**TASK GOAL:** Among the lines below, how many carry the string "title"? Reply with a number and nothing else.

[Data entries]
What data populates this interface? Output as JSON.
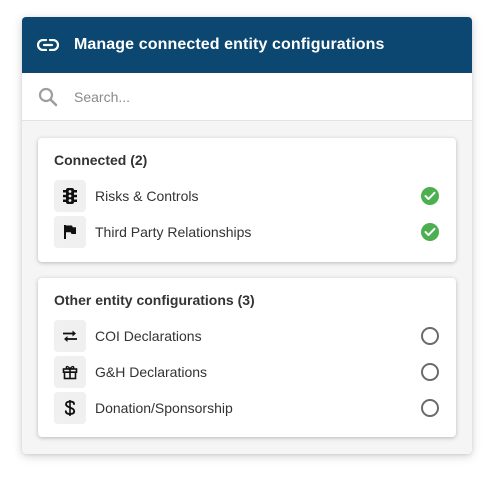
{
  "header": {
    "title": "Manage connected entity configurations",
    "icon": "link-icon",
    "background": "#0b4770"
  },
  "search": {
    "placeholder": "Search...",
    "value": ""
  },
  "connected": {
    "title": "Connected (2)",
    "items": [
      {
        "label": "Risks & Controls",
        "icon": "traffic-light-icon",
        "status": "checked"
      },
      {
        "label": "Third Party Relationships",
        "icon": "flag-icon",
        "status": "checked"
      }
    ]
  },
  "other": {
    "title": "Other entity configurations (3)",
    "items": [
      {
        "label": "COI Declarations",
        "icon": "swap-arrows-icon",
        "status": "unchecked"
      },
      {
        "label": "G&H Declarations",
        "icon": "gift-icon",
        "status": "unchecked"
      },
      {
        "label": "Donation/Sponsorship",
        "icon": "dollar-icon",
        "status": "unchecked"
      }
    ]
  },
  "colors": {
    "check": "#4caf50",
    "radio_border": "#6b6b6b"
  }
}
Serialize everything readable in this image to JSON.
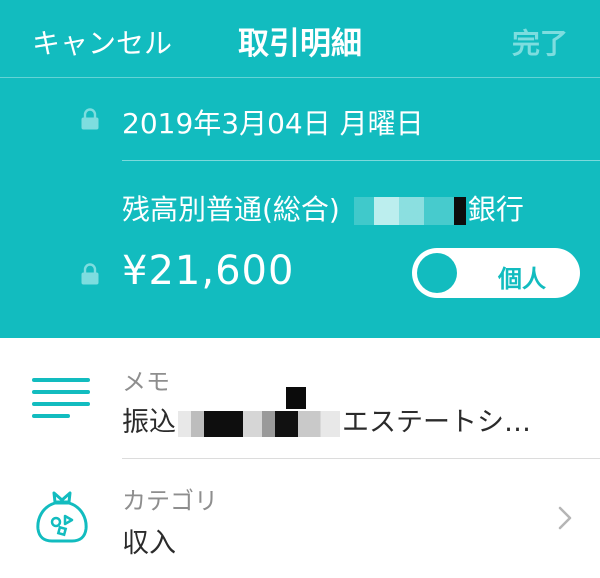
{
  "nav": {
    "cancel_label": "キャンセル",
    "title": "取引明細",
    "done_label": "完了"
  },
  "transaction": {
    "date": "2019年3月04日 月曜日",
    "account_prefix": "残高別普通(総合)",
    "account_suffix": "銀行",
    "amount": "¥21,600",
    "toggle_label": "個人"
  },
  "memo": {
    "label": "メモ",
    "value_prefix": "振込",
    "value_suffix": "エステートシ…"
  },
  "category": {
    "label": "カテゴリ",
    "value": "収入"
  },
  "colors": {
    "accent": "#12bcbf",
    "done_disabled": "#7ddddf",
    "label_gray": "#8e8e8e"
  },
  "icons": {
    "lock": "lock-icon",
    "memo": "lines-icon",
    "category": "money-bag-icon",
    "chevron": "chevron-right-icon"
  }
}
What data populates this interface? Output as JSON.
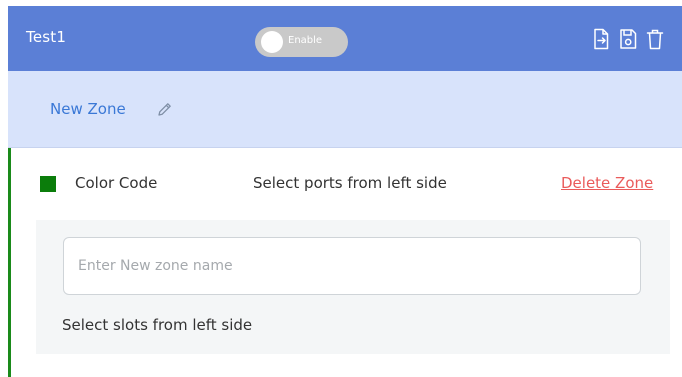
{
  "header": {
    "title": "Test1",
    "toggle_label": "Enable",
    "icons": [
      "export-icon",
      "save-icon",
      "trash-icon"
    ],
    "bg_color": "#5b7fd6"
  },
  "zone_bar": {
    "zone_name": "New Zone"
  },
  "zone_panel": {
    "color_code_label": "Color Code",
    "swatch_color": "#0b7d0b",
    "ports_hint": "Select ports from left side",
    "delete_label": "Delete Zone",
    "name_input": {
      "value": "",
      "placeholder": "Enter New zone name"
    },
    "slots_hint": "Select slots from left side"
  }
}
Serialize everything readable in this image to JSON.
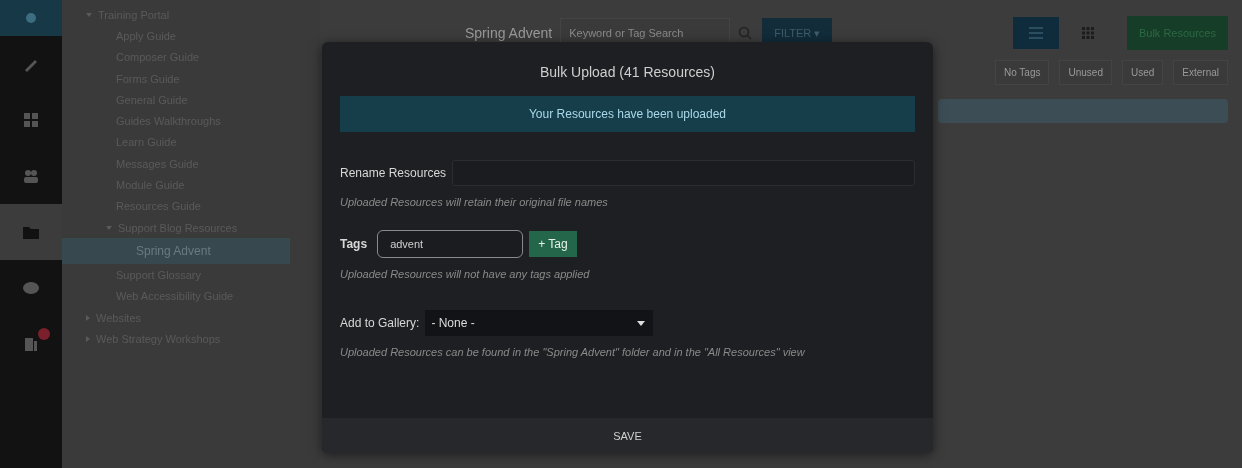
{
  "rail": {
    "items": [
      {
        "selected": false
      },
      {
        "selected": false
      },
      {
        "selected": false
      },
      {
        "selected": false
      },
      {
        "selected": true
      },
      {
        "selected": false
      },
      {
        "selected": false,
        "badge": true
      }
    ]
  },
  "tree": [
    {
      "label": "Training Portal",
      "expanded": true,
      "selected": false,
      "children": [
        {
          "label": "Apply Guide",
          "selected": false
        },
        {
          "label": "Composer Guide",
          "selected": false
        },
        {
          "label": "Forms Guide",
          "selected": false
        },
        {
          "label": "General Guide",
          "selected": false
        },
        {
          "label": "Guides Walkthroughs",
          "selected": false
        },
        {
          "label": "Learn Guide",
          "selected": false
        },
        {
          "label": "Messages Guide",
          "selected": false
        },
        {
          "label": "Module Guide",
          "selected": false
        },
        {
          "label": "Resources Guide",
          "selected": false
        },
        {
          "label": "Support Blog Resources",
          "expanded": true,
          "selected": false,
          "children": [
            {
              "label": "Spring Advent",
              "selected": true
            }
          ]
        },
        {
          "label": "Support Glossary",
          "selected": false
        },
        {
          "label": "Web Accessibility Guide",
          "selected": false
        }
      ]
    },
    {
      "label": "Websites",
      "expanded": false,
      "selected": false
    },
    {
      "label": "Web Strategy Workshops",
      "expanded": false,
      "selected": false
    }
  ],
  "toolbar": {
    "title": "Spring Advent",
    "search_placeholder": "Keyword or Tag Search",
    "filter": "FILTER ▾",
    "views": [
      {
        "kind": "list",
        "selected": true
      },
      {
        "kind": "grid",
        "selected": false
      }
    ],
    "upload": "Bulk Resources"
  },
  "filter_chips": [
    "No Tags",
    "Unused",
    "Used",
    "External"
  ],
  "modal": {
    "title": "Bulk Upload (41 Resources)",
    "alert": "Your Resources have been uploaded",
    "rename": {
      "label": "Rename Resources",
      "hint": "Uploaded Resources will retain their original file names"
    },
    "tags": {
      "label": "Tags",
      "value": "advent",
      "add_button": "+ Tag",
      "hint": "Uploaded Resources will not have any tags applied"
    },
    "gallery": {
      "label": "Add to Gallery:",
      "value": "- None -",
      "hint": "Uploaded Resources can be found in the \"Spring Advent\" folder and in the \"All Resources\" view"
    },
    "save": "SAVE"
  }
}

**FULL OUTPUT:** 7